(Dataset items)
>> Start

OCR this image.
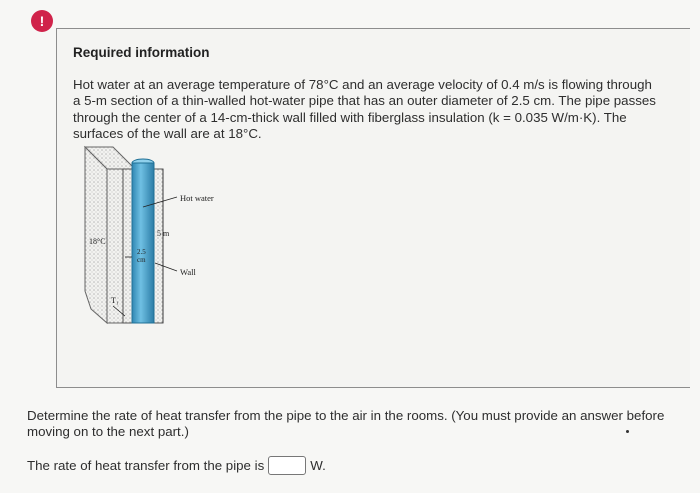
!
Required information
Hot water at an average temperature of 78°C and an average velocity of 0.4 m/s is flowing through a 5-m section of a thin-walled hot-water pipe that has an outer diameter of 2.5 cm. The pipe passes through the center of a 14-cm-thick wall filled with fiberglass insulation (k = 0.035 W/m·K). The surfaces of the wall are at 18°C.
Hot water
Wall
5 m
18°C
2.5
cm
T₁
Determine the rate of heat transfer from the pipe to the air in the rooms. (You must provide an answer before moving on to the next part.)
The rate of heat transfer from the pipe is	W.
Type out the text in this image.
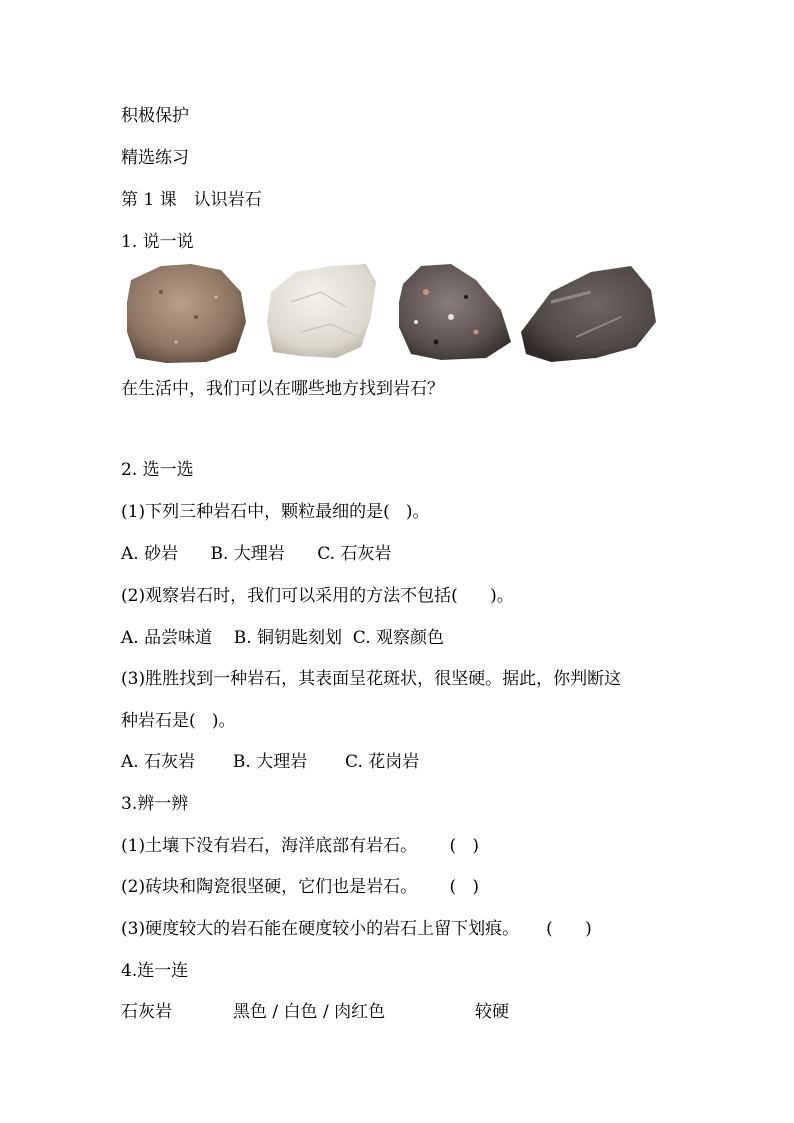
积极保护
精选练习
第 1 课　认识岩石
1. 说一说
在生活中，我们可以在哪些地方找到岩石？
2. 选一选
(1)下列三种岩石中，颗粒最细的是(   )。
A. 砂岩      B. 大理岩      C. 石灰岩
(2)观察岩石时，我们可以采用的方法不包括(      )。
A. 品尝味道    B. 铜钥匙刻划  C. 观察颜色
(3)胜胜找到一种岩石，其表面呈花斑状，很坚硬。据此，你判断这
种岩石是(   )。
A. 石灰岩       B. 大理岩       C. 花岗岩
3.辨一辨
(1)土壤下没有岩石，海洋底部有岩石。      (   )
(2)砖块和陶瓷很坚硬，它们也是岩石。      (   )
(3)硬度较大的岩石能在硬度较小的岩石上留下划痕。     (      )
4.连一连
石灰岩	黑色 / 白色 / 肉红色	较硬
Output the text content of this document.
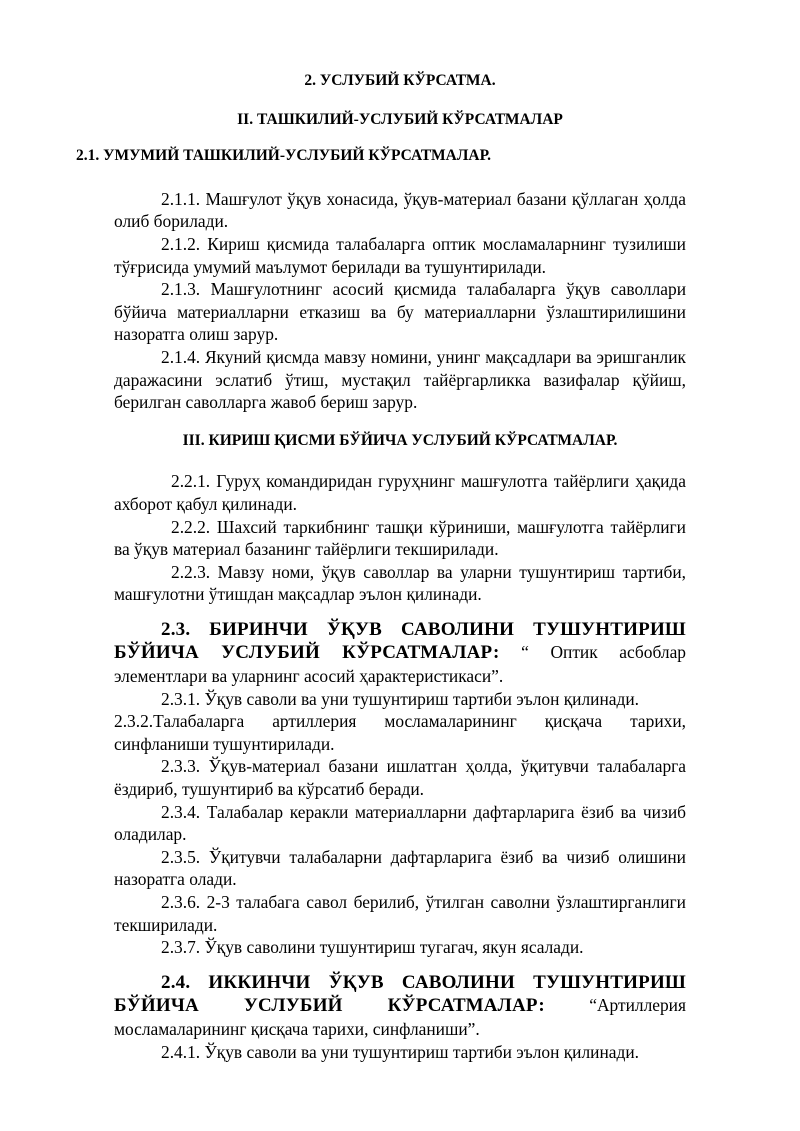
2. УСЛУБИЙ КЎРСАТМА.

II. ТАШКИЛИЙ-УСЛУБИЙ КЎРСАТМАЛАР

2.1. УМУМИЙ ТАШКИЛИЙ-УСЛУБИЙ КЎРСАТМАЛАР.

2.1.1. Машғулот ўқув хонасида, ўқув-материал базани қўллаган ҳолда олиб борилади.

2.1.2. Кириш қисмида талабаларга оптик мосламаларнинг тузилиши тўғрисида умумий маълумот берилади ва тушунтирилади.

2.1.3. Машғулотнинг асосий қисмида талабаларга ўқув саволлари бўйича материалларни етказиш ва бу материалларни ўзлаштирилишини назоратга олиш зарур.

2.1.4. Якуний қисмда мавзу номини, унинг мақсадлари ва эришганлик даражасини эслатиб ўтиш, мустақил тайёргарликка вазифалар қўйиш, берилган саволларга жавоб бериш зарур.

III. КИРИШ ҚИСМИ БЎЙИЧА УСЛУБИЙ КЎРСАТМАЛАР.

2.2.1. Гуруҳ командиридан гуруҳнинг машғулотга тайёрлиги ҳақида ахборот қабул қилинади.

2.2.2. Шахсий таркибнинг ташқи кўриниши, машғулотга тайёрлиги ва ўқув материал базанинг тайёрлиги текширилади.

2.2.3. Мавзу номи, ўқув саволлар ва уларни тушунтириш тартиби, машғулотни ўтишдан мақсадлар эълон қилинади.

2.3. БИРИНЧИ ЎҚУВ САВОЛИНИ ТУШУНТИРИШ БЎЙИЧА УСЛУБИЙ КЎРСАТМАЛАР: “ Оптик асбоблар элементлари ва уларнинг асосий ҳарактеристикаси”.

2.3.1. Ўқув саволи ва уни тушунтириш тартиби эълон қилинади.

2.3.2.Талабаларга артиллерия мосламаларининг қисқача тарихи, синфланиши тушунтирилади.

2.3.3. Ўқув-материал базани ишлатган ҳолда, ўқитувчи талабаларга ёздириб, тушунтириб ва кўрсатиб беради.

2.3.4. Талабалар керакли материалларни дафтарларига ёзиб ва чизиб оладилар.

2.3.5. Ўқитувчи талабаларни дафтарларига ёзиб ва чизиб олишини назоратга олади.

2.3.6. 2-3 талабага савол берилиб, ўтилган саволни ўзлаштирганлиги текширилади.

2.3.7. Ўқув саволини тушунтириш тугагач, якун ясалади.

2.4. ИККИНЧИ ЎҚУВ САВОЛИНИ ТУШУНТИРИШ БЎЙИЧА УСЛУБИЙ КЎРСАТМАЛАР: “Артиллерия мосламаларининг қисқача тарихи, синфланиши”.

2.4.1. Ўқув саволи ва уни тушунтириш тартиби эълон қилинади.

>> End

Copy all the records above exactly, but leave out the pictures.

OCR this image.
!
Required information
Hot water at an average temperature of 78°C and an average velocity of 0.4 m/s is flowing through a 5-m section of a thin-walled hot-water pipe that has an outer diameter of 2.5 cm. The pipe passes through the center of a 14-cm-thick wall filled with fiberglass insulation (k = 0.035 W/m·K). The surfaces of the wall are at 18°C.
Hot water
Wall
5 m
18°C
2.5
cm
T₁
Determine the rate of heat transfer from the pipe to the air in the rooms. (You must provide an answer before moving on to the next part.)
The rate of heat transfer from the pipe is	W.
Type out the text in this image.
积极保护
精选练习
第 1 课　认识岩石
1. 说一说
在生活中，我们可以在哪些地方找到岩石？
2. 选一选
(1)下列三种岩石中，颗粒最细的是(   )。
A. 砂岩      B. 大理岩      C. 石灰岩
(2)观察岩石时，我们可以采用的方法不包括(      )。
A. 品尝味道    B. 铜钥匙刻划  C. 观察颜色
(3)胜胜找到一种岩石，其表面呈花斑状，很坚硬。据此，你判断这
种岩石是(   )。
A. 石灰岩       B. 大理岩       C. 花岗岩
3.辨一辨
(1)土壤下没有岩石，海洋底部有岩石。      (   )
(2)砖块和陶瓷很坚硬，它们也是岩石。      (   )
(3)硬度较大的岩石能在硬度较小的岩石上留下划痕。     (      )
4.连一连
石灰岩	黑色 / 白色 / 肉红色	较硬
Output the text content of this document.
2. УСЛУБИЙ КЎРСАТМА.

II. ТАШКИЛИЙ-УСЛУБИЙ КЎРСАТМАЛАР

2.1. УМУМИЙ ТАШКИЛИЙ-УСЛУБИЙ КЎРСАТМАЛАР.

2.1.1. Машғулот ўқув хонасида, ўқув-материал базани қўллаган ҳолда олиб борилади.

2.1.2. Кириш қисмида талабаларга оптик мосламаларнинг тузилиши тўғрисида умумий маълумот берилади ва тушунтирилади.

2.1.3. Машғулотнинг асосий қисмида талабаларга ўқув саволлари бўйича материалларни етказиш ва бу материалларни ўзлаштирилишини назоратга олиш зарур.

2.1.4. Якуний қисмда мавзу номини, унинг мақсадлари ва эришганлик даражасини эслатиб ўтиш, мустақил тайёргарликка вазифалар қўйиш, берилган саволларга жавоб бериш зарур.

III. КИРИШ ҚИСМИ БЎЙИЧА УСЛУБИЙ КЎРСАТМАЛАР.

2.2.1. Гуруҳ командиридан гуруҳнинг машғулотга тайёрлиги ҳақида ахборот қабул қилинади.

2.2.2. Шахсий таркибнинг ташқи кўриниши, машғулотга тайёрлиги ва ўқув материал базанинг тайёрлиги текширилади.

2.2.3. Мавзу номи, ўқув саволлар ва уларни тушунтириш тартиби, машғулотни ўтишдан мақсадлар эълон қилинади.

2.3. БИРИНЧИ ЎҚУВ САВОЛИНИ ТУШУНТИРИШ БЎЙИЧА УСЛУБИЙ КЎРСАТМАЛАР: “ Оптик асбоблар элементлари ва уларнинг асосий ҳарактеристикаси”.

2.3.1. Ўқув саволи ва уни тушунтириш тартиби эълон қилинади.

2.3.2.Талабаларга артиллерия мосламаларининг қисқача тарихи, синфланиши тушунтирилади.

2.3.3. Ўқув-материал базани ишлатган ҳолда, ўқитувчи талабаларга ёздириб, тушунтириб ва кўрсатиб беради.

2.3.4. Талабалар керакли материалларни дафтарларига ёзиб ва чизиб оладилар.

2.3.5. Ўқитувчи талабаларни дафтарларига ёзиб ва чизиб олишини назоратга олади.

2.3.6. 2-3 талабага савол берилиб, ўтилган саволни ўзлаштирганлиги текширилади.

2.3.7. Ўқув саволини тушунтириш тугагач, якун ясалади.

2.4. ИККИНЧИ ЎҚУВ САВОЛИНИ ТУШУНТИРИШ БЎЙИЧА УСЛУБИЙ КЎРСАТМАЛАР: “Артиллерия мосламаларининг қисқача тарихи, синфланиши”.

2.4.1. Ўқув саволи ва уни тушунтириш тартиби эълон қилинади.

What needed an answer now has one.